Data entries for graphics

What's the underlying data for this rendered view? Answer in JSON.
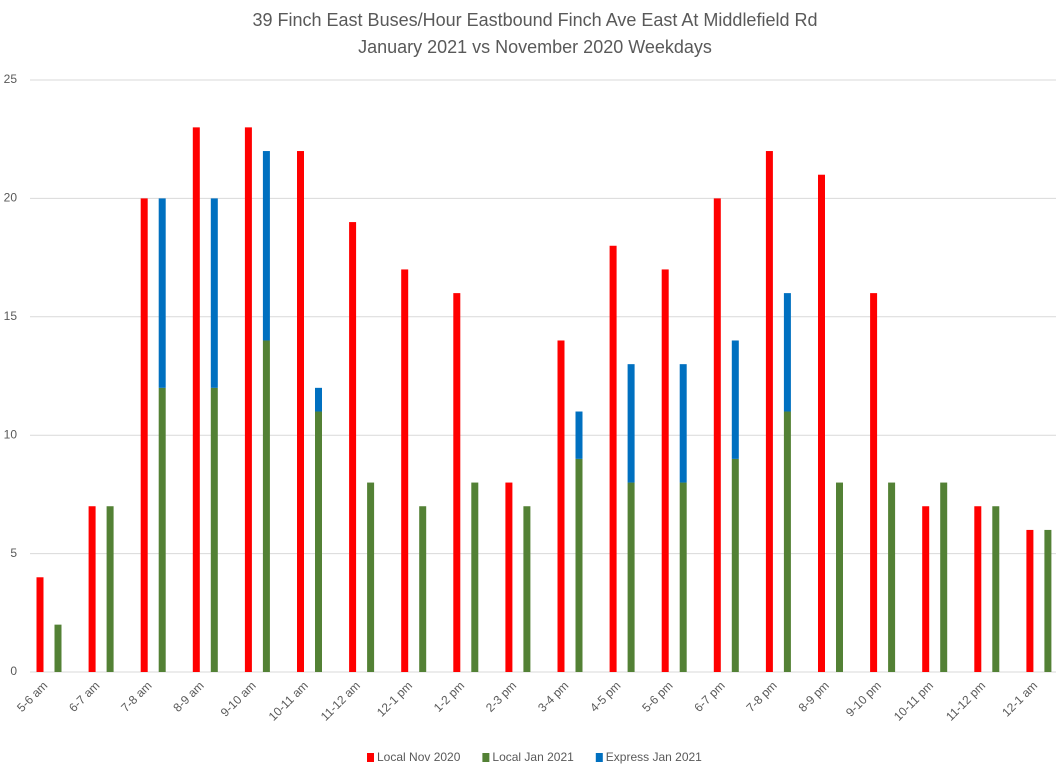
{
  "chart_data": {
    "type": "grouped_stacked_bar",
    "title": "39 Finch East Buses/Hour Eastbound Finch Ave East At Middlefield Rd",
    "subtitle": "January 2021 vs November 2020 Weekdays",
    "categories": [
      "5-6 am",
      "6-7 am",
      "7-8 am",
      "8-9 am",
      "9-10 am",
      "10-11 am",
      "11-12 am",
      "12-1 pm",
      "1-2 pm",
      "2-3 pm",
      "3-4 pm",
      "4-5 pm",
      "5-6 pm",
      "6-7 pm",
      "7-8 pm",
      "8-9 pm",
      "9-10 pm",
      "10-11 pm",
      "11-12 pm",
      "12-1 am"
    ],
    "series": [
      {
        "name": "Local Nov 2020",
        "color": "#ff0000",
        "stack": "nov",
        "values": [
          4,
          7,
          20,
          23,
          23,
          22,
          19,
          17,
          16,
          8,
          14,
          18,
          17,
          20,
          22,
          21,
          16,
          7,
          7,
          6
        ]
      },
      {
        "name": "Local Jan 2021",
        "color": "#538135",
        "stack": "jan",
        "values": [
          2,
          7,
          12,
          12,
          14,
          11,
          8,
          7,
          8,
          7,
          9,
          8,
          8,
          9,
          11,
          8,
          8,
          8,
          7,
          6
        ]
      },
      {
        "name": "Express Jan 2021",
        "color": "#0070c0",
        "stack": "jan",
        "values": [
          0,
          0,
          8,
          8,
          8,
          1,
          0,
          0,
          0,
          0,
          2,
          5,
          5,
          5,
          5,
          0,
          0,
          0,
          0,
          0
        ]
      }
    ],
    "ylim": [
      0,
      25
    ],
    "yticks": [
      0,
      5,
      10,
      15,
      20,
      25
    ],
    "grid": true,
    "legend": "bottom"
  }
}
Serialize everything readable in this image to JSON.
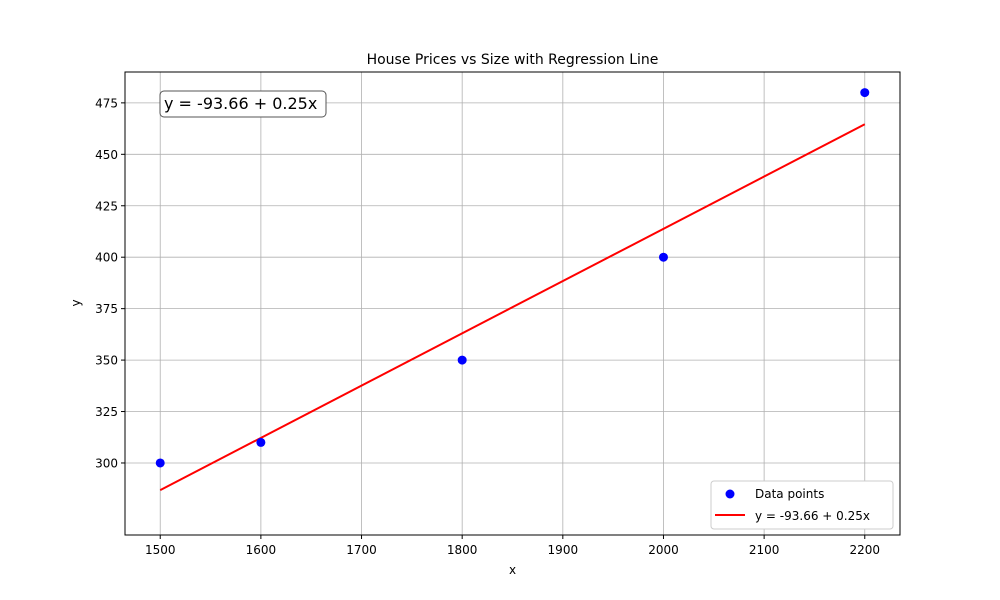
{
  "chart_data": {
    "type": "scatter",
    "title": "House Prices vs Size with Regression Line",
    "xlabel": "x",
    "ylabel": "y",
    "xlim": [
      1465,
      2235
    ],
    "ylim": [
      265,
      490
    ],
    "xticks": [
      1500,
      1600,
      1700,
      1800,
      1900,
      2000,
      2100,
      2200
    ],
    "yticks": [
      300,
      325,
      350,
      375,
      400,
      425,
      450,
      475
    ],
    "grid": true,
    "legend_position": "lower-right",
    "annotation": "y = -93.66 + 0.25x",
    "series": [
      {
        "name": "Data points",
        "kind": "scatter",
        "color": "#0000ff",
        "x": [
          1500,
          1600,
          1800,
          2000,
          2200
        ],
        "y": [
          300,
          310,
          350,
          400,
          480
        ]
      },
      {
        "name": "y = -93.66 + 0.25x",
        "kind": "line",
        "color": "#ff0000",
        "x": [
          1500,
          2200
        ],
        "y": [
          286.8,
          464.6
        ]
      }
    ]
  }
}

==

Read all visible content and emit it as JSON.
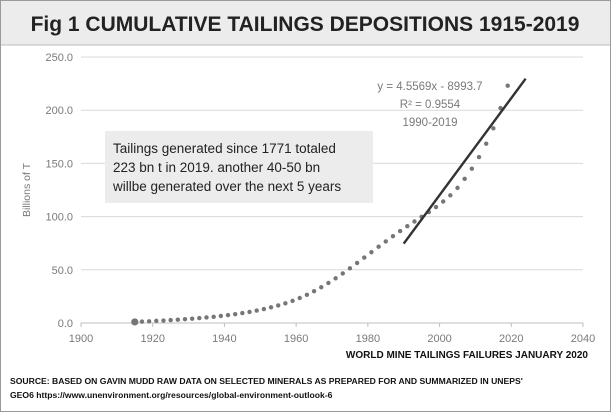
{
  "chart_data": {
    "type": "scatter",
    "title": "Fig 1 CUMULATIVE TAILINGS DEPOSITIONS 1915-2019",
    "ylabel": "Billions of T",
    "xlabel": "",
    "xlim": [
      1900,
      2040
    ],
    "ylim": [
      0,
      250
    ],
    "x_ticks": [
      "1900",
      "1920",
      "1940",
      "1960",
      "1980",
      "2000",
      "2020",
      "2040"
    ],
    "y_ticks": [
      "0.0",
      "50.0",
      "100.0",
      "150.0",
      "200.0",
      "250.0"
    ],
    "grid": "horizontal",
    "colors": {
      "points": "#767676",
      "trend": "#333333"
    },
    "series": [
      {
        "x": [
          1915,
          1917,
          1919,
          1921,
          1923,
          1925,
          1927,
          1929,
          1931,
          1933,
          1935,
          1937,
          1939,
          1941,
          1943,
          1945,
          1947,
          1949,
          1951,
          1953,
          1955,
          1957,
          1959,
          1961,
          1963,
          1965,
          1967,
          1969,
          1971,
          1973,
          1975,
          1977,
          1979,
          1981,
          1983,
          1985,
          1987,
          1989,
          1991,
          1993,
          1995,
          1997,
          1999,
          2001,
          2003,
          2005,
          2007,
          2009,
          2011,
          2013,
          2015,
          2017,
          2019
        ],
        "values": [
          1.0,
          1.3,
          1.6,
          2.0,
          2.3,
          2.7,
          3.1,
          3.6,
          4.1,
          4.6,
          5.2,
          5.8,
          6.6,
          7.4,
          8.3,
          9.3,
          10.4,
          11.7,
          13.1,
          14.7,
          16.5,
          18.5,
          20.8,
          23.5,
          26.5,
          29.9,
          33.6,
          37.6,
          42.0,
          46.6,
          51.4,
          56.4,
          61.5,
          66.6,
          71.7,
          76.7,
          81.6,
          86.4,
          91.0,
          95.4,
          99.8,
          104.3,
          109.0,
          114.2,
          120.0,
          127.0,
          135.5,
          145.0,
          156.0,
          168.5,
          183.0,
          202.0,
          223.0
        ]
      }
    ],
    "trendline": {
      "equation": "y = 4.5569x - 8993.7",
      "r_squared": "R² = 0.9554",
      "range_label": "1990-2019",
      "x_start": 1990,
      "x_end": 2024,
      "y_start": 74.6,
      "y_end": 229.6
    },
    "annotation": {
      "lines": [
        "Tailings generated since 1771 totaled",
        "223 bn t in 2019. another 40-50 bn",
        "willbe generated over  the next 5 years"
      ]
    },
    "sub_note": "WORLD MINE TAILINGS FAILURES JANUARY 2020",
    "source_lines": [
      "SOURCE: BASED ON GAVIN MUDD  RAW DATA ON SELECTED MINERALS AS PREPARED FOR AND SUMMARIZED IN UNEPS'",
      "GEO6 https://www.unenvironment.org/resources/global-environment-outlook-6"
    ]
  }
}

→ Your instructions:
Return every line above in which the string "Local" occurs.

→ Task solution:
        "name": "Local Nov 2020",
        "name": "Local Jan 2021",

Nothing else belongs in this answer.